[EXERCISE INPUT]:
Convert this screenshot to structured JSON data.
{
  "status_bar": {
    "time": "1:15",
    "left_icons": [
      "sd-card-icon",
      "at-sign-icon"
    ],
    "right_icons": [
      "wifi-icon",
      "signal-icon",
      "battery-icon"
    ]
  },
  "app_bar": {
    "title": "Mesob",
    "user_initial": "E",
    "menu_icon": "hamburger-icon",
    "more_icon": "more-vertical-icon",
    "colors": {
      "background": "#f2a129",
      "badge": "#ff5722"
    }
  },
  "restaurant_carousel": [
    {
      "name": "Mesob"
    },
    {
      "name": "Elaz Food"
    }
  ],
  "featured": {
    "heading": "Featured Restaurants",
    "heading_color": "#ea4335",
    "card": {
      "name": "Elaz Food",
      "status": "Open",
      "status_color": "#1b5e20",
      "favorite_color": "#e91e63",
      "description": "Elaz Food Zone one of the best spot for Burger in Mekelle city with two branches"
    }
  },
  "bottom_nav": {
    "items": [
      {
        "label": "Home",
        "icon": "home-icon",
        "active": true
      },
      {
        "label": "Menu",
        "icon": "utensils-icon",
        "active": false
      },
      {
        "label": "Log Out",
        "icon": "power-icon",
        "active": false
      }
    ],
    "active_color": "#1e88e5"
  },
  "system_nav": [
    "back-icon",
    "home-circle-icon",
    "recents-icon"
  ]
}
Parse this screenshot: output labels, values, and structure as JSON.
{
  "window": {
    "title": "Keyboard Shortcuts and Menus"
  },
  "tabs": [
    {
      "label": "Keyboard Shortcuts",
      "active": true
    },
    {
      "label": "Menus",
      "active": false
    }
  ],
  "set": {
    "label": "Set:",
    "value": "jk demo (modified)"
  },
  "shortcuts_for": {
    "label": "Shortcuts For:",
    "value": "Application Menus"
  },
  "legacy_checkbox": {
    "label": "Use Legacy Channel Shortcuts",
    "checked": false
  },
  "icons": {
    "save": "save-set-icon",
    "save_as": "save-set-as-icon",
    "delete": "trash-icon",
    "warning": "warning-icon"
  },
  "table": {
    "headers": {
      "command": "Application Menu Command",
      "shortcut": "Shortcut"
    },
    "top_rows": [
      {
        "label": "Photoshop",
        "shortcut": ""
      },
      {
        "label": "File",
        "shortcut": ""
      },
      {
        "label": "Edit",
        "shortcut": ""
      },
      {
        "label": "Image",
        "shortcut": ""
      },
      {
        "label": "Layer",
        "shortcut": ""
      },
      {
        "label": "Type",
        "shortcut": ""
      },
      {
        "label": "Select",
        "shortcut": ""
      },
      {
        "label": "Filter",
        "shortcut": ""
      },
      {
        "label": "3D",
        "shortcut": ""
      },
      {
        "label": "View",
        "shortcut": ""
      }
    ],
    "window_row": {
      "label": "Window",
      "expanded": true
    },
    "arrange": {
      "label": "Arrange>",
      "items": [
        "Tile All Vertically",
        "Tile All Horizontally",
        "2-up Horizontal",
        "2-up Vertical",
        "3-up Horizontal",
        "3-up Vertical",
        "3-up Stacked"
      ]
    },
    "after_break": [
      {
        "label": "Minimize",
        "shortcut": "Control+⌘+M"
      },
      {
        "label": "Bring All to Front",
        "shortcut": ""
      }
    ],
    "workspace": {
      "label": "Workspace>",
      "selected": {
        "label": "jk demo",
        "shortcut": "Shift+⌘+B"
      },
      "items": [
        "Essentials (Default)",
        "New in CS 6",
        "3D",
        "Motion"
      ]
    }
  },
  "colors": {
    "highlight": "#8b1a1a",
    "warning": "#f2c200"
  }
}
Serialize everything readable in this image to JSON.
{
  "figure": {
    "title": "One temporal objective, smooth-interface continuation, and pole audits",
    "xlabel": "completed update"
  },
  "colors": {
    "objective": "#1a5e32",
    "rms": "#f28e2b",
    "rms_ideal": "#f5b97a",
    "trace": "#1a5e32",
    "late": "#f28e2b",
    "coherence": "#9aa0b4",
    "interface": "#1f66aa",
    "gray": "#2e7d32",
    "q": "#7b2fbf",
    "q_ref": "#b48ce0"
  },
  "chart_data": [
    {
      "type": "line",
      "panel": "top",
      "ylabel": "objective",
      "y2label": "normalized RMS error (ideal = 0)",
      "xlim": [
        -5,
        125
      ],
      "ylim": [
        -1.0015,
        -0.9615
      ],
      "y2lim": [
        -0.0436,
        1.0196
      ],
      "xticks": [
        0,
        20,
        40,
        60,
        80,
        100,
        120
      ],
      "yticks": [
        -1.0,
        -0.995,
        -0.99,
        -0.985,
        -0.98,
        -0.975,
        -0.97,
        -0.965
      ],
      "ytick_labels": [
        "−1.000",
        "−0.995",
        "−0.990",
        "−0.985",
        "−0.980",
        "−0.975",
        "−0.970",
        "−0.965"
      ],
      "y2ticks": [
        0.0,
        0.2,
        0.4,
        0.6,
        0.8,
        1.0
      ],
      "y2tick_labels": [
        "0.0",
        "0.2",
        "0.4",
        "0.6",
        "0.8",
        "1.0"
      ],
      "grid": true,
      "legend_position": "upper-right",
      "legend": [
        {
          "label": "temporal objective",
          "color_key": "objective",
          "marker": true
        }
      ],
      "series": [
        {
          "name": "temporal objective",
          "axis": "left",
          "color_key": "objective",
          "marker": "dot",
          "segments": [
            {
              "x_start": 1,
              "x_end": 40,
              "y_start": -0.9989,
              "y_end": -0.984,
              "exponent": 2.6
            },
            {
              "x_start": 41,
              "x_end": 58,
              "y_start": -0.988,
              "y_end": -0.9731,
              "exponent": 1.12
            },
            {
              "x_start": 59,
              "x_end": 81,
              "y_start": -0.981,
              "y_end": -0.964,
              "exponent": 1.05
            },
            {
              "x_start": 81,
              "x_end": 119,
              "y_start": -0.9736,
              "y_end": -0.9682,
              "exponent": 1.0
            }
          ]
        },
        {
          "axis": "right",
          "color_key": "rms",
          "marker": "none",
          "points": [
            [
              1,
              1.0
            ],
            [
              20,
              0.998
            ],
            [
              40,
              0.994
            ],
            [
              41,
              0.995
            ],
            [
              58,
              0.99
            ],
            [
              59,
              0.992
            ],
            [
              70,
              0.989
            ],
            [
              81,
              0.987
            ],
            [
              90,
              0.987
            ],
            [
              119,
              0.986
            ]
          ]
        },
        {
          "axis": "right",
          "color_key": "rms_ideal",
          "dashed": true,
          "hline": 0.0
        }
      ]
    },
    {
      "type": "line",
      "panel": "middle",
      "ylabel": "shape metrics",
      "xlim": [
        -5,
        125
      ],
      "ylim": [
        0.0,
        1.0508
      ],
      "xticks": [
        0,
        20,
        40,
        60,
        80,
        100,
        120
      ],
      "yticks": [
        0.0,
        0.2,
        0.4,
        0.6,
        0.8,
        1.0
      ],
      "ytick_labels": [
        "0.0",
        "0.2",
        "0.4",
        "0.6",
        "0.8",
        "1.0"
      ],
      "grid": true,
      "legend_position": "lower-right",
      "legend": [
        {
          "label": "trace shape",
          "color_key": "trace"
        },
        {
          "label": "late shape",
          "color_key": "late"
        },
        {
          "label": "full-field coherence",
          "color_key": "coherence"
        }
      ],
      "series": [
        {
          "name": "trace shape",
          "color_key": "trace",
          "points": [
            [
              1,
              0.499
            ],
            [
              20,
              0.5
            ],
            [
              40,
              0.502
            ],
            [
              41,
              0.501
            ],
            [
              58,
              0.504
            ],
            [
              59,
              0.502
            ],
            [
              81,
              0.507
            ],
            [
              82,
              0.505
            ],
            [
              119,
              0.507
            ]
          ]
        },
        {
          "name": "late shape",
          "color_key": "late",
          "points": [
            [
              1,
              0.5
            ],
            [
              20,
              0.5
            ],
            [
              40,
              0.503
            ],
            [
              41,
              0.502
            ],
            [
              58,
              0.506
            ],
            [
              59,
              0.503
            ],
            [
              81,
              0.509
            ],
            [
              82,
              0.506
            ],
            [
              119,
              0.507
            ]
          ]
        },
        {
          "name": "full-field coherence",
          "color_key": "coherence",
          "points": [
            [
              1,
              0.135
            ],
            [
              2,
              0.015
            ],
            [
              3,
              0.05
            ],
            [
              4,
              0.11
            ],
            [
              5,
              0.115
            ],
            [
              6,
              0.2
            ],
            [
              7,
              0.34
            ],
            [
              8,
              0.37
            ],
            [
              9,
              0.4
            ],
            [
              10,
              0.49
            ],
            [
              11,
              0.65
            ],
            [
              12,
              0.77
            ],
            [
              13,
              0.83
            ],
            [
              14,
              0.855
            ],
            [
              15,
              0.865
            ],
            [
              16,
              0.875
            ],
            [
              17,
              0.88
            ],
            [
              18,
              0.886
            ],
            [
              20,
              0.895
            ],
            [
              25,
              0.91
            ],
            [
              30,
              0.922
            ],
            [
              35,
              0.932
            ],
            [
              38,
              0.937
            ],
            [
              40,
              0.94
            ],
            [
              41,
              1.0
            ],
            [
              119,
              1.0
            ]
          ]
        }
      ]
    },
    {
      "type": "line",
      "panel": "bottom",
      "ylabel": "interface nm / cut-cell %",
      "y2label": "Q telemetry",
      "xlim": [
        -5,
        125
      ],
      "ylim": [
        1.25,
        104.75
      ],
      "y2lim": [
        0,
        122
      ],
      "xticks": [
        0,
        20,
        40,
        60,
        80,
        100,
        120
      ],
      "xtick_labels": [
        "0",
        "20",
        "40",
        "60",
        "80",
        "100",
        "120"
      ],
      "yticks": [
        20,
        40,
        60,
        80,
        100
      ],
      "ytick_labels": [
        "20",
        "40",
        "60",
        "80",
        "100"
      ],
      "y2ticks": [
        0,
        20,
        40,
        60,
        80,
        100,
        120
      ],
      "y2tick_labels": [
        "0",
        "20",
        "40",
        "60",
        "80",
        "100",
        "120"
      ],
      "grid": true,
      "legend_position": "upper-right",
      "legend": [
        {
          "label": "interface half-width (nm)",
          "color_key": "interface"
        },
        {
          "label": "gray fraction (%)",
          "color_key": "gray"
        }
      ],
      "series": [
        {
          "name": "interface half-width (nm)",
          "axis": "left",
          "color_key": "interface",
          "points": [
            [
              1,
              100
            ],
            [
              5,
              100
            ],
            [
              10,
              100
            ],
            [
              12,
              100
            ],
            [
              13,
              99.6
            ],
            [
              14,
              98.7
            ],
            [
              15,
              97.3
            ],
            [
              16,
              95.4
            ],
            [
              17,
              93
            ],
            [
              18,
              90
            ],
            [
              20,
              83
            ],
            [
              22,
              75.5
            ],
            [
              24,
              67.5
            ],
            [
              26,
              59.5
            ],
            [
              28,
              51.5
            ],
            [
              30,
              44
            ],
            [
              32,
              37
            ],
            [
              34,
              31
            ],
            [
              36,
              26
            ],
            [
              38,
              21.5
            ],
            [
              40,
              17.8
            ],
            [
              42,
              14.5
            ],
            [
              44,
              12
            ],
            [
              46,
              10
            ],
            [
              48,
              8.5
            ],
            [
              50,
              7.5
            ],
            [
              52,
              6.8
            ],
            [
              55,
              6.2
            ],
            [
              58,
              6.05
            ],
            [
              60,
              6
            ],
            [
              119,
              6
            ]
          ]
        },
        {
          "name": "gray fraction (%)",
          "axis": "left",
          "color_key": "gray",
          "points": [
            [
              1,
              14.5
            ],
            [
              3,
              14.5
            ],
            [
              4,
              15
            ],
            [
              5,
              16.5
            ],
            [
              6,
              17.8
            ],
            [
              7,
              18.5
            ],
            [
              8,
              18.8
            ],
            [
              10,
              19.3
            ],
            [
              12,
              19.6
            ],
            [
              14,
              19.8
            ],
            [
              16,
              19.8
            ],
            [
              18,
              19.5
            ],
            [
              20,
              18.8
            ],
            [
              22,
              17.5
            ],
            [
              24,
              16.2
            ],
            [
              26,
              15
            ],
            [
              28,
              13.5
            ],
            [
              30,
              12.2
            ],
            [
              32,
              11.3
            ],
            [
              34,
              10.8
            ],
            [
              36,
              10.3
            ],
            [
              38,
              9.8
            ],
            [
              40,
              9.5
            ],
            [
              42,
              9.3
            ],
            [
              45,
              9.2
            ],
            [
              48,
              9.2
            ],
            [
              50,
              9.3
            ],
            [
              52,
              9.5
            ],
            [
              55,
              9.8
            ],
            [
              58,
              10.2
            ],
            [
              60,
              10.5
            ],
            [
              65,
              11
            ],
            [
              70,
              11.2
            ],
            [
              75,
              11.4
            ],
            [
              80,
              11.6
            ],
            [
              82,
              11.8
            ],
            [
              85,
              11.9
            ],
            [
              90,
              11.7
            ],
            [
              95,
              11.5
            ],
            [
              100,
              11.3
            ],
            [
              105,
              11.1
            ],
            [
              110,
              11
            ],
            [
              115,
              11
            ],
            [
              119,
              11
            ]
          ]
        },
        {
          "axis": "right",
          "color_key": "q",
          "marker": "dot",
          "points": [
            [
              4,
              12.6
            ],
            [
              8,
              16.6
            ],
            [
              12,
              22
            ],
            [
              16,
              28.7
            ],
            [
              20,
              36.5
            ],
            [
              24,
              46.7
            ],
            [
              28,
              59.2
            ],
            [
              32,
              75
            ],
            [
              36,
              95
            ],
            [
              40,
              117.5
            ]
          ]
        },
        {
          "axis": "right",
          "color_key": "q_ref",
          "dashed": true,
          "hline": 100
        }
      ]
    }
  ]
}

[WHAT IS ASKED]: In the records above, how many lines contain the word "objective"? Give the number alone.

[WRITTEN ANSWER]: 7